__STORED DATA__.
::::::

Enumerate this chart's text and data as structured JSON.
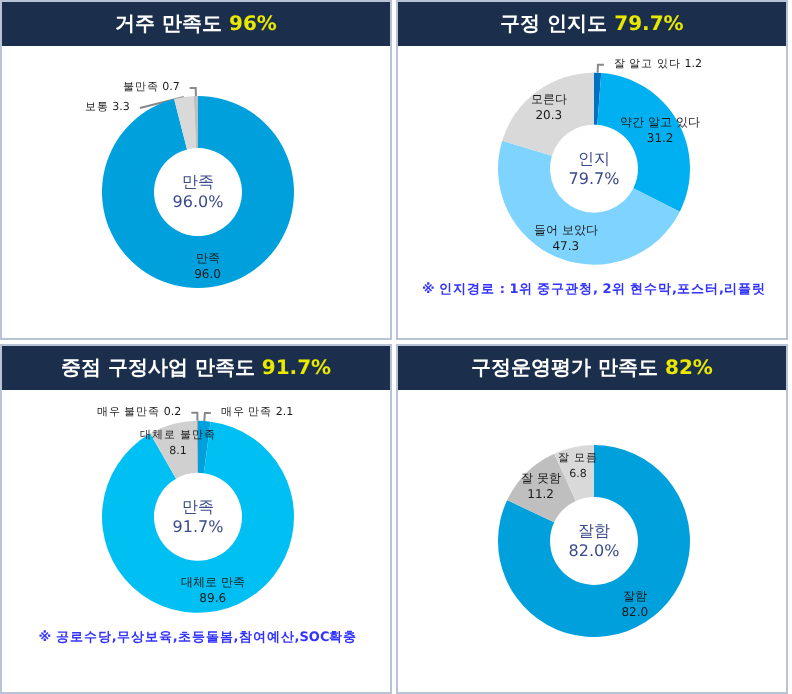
{
  "chart_data": [
    {
      "type": "donut",
      "title": "거주 만족도 96%",
      "categories": [
        "만족",
        "보통",
        "불만족"
      ],
      "values": [
        96.0,
        3.3,
        0.7
      ],
      "value_labels": [
        "96.0",
        "3.3",
        "0.7"
      ],
      "colors": [
        "#00a0dc",
        "#d9d9d9",
        "#bfbfbf"
      ],
      "annotations": [
        "만족\n96.0%"
      ]
    },
    {
      "type": "donut",
      "title": "구정 인지도 79.7%",
      "categories": [
        "잘 알고 있다",
        "약간 알고 있다",
        "들어 보았다",
        "모른다"
      ],
      "values": [
        1.2,
        31.2,
        47.3,
        20.3
      ],
      "value_labels": [
        "1.2",
        "31.2",
        "47.3",
        "20.3"
      ],
      "colors": [
        "#0070c0",
        "#00b0f0",
        "#7fd4ff",
        "#d9d9d9"
      ],
      "annotations": [
        "인지\n79.7%",
        "※ 인지경로 : 1위 중구관청, 2위 현수막,포스터,리플릿"
      ]
    },
    {
      "type": "donut",
      "title": "중점 구정사업 만족도 91.7%",
      "categories": [
        "매우 만족",
        "대체로 만족",
        "대체로 불만족",
        "매우 불만족"
      ],
      "values": [
        2.1,
        89.6,
        8.1,
        0.2
      ],
      "value_labels": [
        "2.1",
        "89.6",
        "8.1",
        "0.2"
      ],
      "colors": [
        "#00a0dc",
        "#00bff3",
        "#d0d0d0",
        "#a6a6a6"
      ],
      "annotations": [
        "만족\n91.7%",
        "※ 공로수당,무상보육,초등돌봄,참여예산,SOC확충"
      ]
    },
    {
      "type": "donut",
      "title": "구정운영평가 만족도 82%",
      "categories": [
        "잘함",
        "잘 못함",
        "잘 모름"
      ],
      "values": [
        82.0,
        11.2,
        6.8
      ],
      "value_labels": [
        "82.0",
        "11.2",
        "6.8"
      ],
      "colors": [
        "#00a0dc",
        "#bfbfbf",
        "#d9d9d9"
      ],
      "annotations": [
        "잘함\n82.0%"
      ]
    }
  ]
}
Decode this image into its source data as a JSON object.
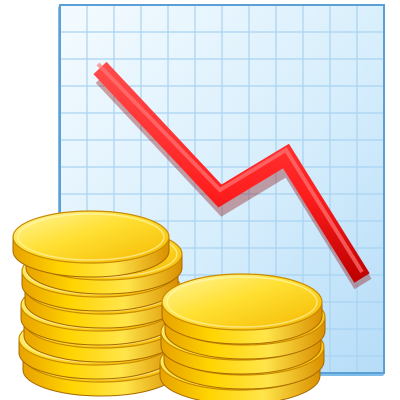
{
  "icon": {
    "name": "falling-revenue-icon",
    "elements": [
      "grid-board",
      "downward-trend-line",
      "gold-coin-stacks"
    ]
  },
  "colors": {
    "board_light": "#f4fbff",
    "board_mid": "#cfe9fb",
    "board_deep": "#b5dcf8",
    "grid_line": "#a9d3f1",
    "board_edge": "#6faee0",
    "line_red": "#ff1e1e",
    "line_red_dark": "#b80000",
    "coin_light": "#fff27a",
    "coin_mid": "#ffd400",
    "coin_dark": "#d99200",
    "coin_edge": "#a86a00"
  },
  "coin_stacks": [
    {
      "name": "left-stack",
      "coin_count": 8
    },
    {
      "name": "right-stack",
      "coin_count": 5
    }
  ]
}
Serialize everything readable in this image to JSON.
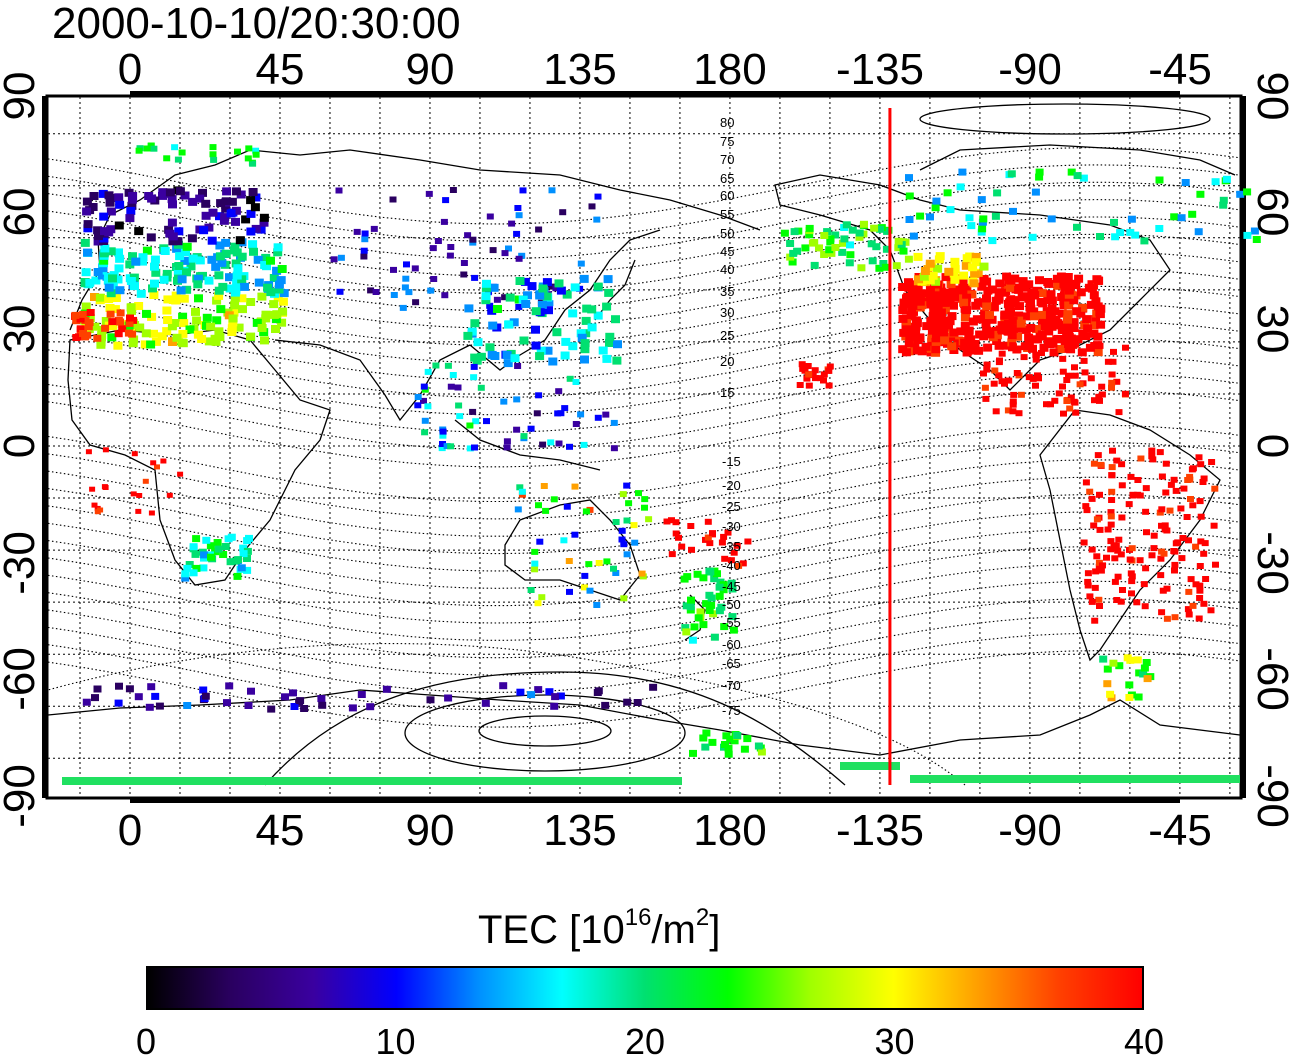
{
  "timestamp": "2000-10-10/20:30:00",
  "map": {
    "x_ticks_top": [
      "0",
      "45",
      "90",
      "135",
      "180",
      "-135",
      "-90",
      "-45"
    ],
    "x_ticks_bottom": [
      "0",
      "45",
      "90",
      "135",
      "180",
      "-135",
      "-90",
      "-45"
    ],
    "y_ticks_left": [
      "90",
      "60",
      "30",
      "0",
      "-30",
      "-60",
      "-90"
    ],
    "y_ticks_right": [
      "90",
      "60",
      "30",
      "0",
      "-30",
      "-60",
      "-90"
    ],
    "grid": true,
    "terminator_longitude": -132,
    "terminator_color": "#ff0000",
    "magnetic_latitude_labels_north": [
      "80",
      "75",
      "70",
      "65",
      "60",
      "55",
      "50",
      "45",
      "40",
      "35",
      "30",
      "25",
      "20",
      "15"
    ],
    "magnetic_latitude_labels_south": [
      "-15",
      "-20",
      "-25",
      "-30",
      "-35",
      "-40",
      "-45",
      "-50",
      "-55",
      "-60",
      "-65",
      "-70",
      "-75"
    ]
  },
  "colorbar": {
    "title_main": "TEC  [10",
    "title_exp1": "16",
    "title_mid": "/m",
    "title_exp2": "2",
    "title_end": "]",
    "min": 0,
    "max": 40,
    "tick_labels": [
      "0",
      "10",
      "20",
      "30",
      "40"
    ],
    "colors": [
      "#000000",
      "#2a0060",
      "#3a00a0",
      "#0000ff",
      "#0090ff",
      "#00ffff",
      "#00e070",
      "#00ff00",
      "#a0ff00",
      "#ffff00",
      "#ffa000",
      "#ff4000",
      "#ff0000"
    ]
  }
}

::::::

__EXERCISE PROMPT__. Repeat the listing verbatim. Skip the pictures.

__RESULT__.
Enumerate this chart's text and data as structured JSON.
{
  "chart_data": [
    {
      "type": "donut",
      "title": "거주 만족도 96%",
      "categories": [
        "만족",
        "보통",
        "불만족"
      ],
      "values": [
        96.0,
        3.3,
        0.7
      ],
      "value_labels": [
        "96.0",
        "3.3",
        "0.7"
      ],
      "colors": [
        "#00a0dc",
        "#d9d9d9",
        "#bfbfbf"
      ],
      "annotations": [
        "만족\n96.0%"
      ]
    },
    {
      "type": "donut",
      "title": "구정 인지도 79.7%",
      "categories": [
        "잘 알고 있다",
        "약간 알고 있다",
        "들어 보았다",
        "모른다"
      ],
      "values": [
        1.2,
        31.2,
        47.3,
        20.3
      ],
      "value_labels": [
        "1.2",
        "31.2",
        "47.3",
        "20.3"
      ],
      "colors": [
        "#0070c0",
        "#00b0f0",
        "#7fd4ff",
        "#d9d9d9"
      ],
      "annotations": [
        "인지\n79.7%",
        "※ 인지경로 : 1위 중구관청, 2위 현수막,포스터,리플릿"
      ]
    },
    {
      "type": "donut",
      "title": "중점 구정사업 만족도 91.7%",
      "categories": [
        "매우 만족",
        "대체로 만족",
        "대체로 불만족",
        "매우 불만족"
      ],
      "values": [
        2.1,
        89.6,
        8.1,
        0.2
      ],
      "value_labels": [
        "2.1",
        "89.6",
        "8.1",
        "0.2"
      ],
      "colors": [
        "#00a0dc",
        "#00bff3",
        "#d0d0d0",
        "#a6a6a6"
      ],
      "annotations": [
        "만족\n91.7%",
        "※ 공로수당,무상보육,초등돌봄,참여예산,SOC확충"
      ]
    },
    {
      "type": "donut",
      "title": "구정운영평가 만족도 82%",
      "categories": [
        "잘함",
        "잘 못함",
        "잘 모름"
      ],
      "values": [
        82.0,
        11.2,
        6.8
      ],
      "value_labels": [
        "82.0",
        "11.2",
        "6.8"
      ],
      "colors": [
        "#00a0dc",
        "#bfbfbf",
        "#d9d9d9"
      ],
      "annotations": [
        "잘함\n82.0%"
      ]
    }
  ]
}
Decode this image into its source data as a JSON object.
{
  "icon": {
    "name": "falling-revenue-icon",
    "elements": [
      "grid-board",
      "downward-trend-line",
      "gold-coin-stacks"
    ]
  },
  "colors": {
    "board_light": "#f4fbff",
    "board_mid": "#cfe9fb",
    "board_deep": "#b5dcf8",
    "grid_line": "#a9d3f1",
    "board_edge": "#6faee0",
    "line_red": "#ff1e1e",
    "line_red_dark": "#b80000",
    "coin_light": "#fff27a",
    "coin_mid": "#ffd400",
    "coin_dark": "#d99200",
    "coin_edge": "#a86a00"
  },
  "coin_stacks": [
    {
      "name": "left-stack",
      "coin_count": 8
    },
    {
      "name": "right-stack",
      "coin_count": 5
    }
  ]
}
Serialize everything readable in this image to JSON.
{
  "timestamp": "2000-10-10/20:30:00",
  "map": {
    "x_ticks_top": [
      "0",
      "45",
      "90",
      "135",
      "180",
      "-135",
      "-90",
      "-45"
    ],
    "x_ticks_bottom": [
      "0",
      "45",
      "90",
      "135",
      "180",
      "-135",
      "-90",
      "-45"
    ],
    "y_ticks_left": [
      "90",
      "60",
      "30",
      "0",
      "-30",
      "-60",
      "-90"
    ],
    "y_ticks_right": [
      "90",
      "60",
      "30",
      "0",
      "-30",
      "-60",
      "-90"
    ],
    "grid": true,
    "terminator_longitude": -132,
    "terminator_color": "#ff0000",
    "magnetic_latitude_labels_north": [
      "80",
      "75",
      "70",
      "65",
      "60",
      "55",
      "50",
      "45",
      "40",
      "35",
      "30",
      "25",
      "20",
      "15"
    ],
    "magnetic_latitude_labels_south": [
      "-15",
      "-20",
      "-25",
      "-30",
      "-35",
      "-40",
      "-45",
      "-50",
      "-55",
      "-60",
      "-65",
      "-70",
      "-75"
    ]
  },
  "colorbar": {
    "title_main": "TEC  [10",
    "title_exp1": "16",
    "title_mid": "/m",
    "title_exp2": "2",
    "title_end": "]",
    "min": 0,
    "max": 40,
    "tick_labels": [
      "0",
      "10",
      "20",
      "30",
      "40"
    ],
    "colors": [
      "#000000",
      "#2a0060",
      "#3a00a0",
      "#0000ff",
      "#0090ff",
      "#00ffff",
      "#00e070",
      "#00ff00",
      "#a0ff00",
      "#ffff00",
      "#ffa000",
      "#ff4000",
      "#ff0000"
    ]
  }
}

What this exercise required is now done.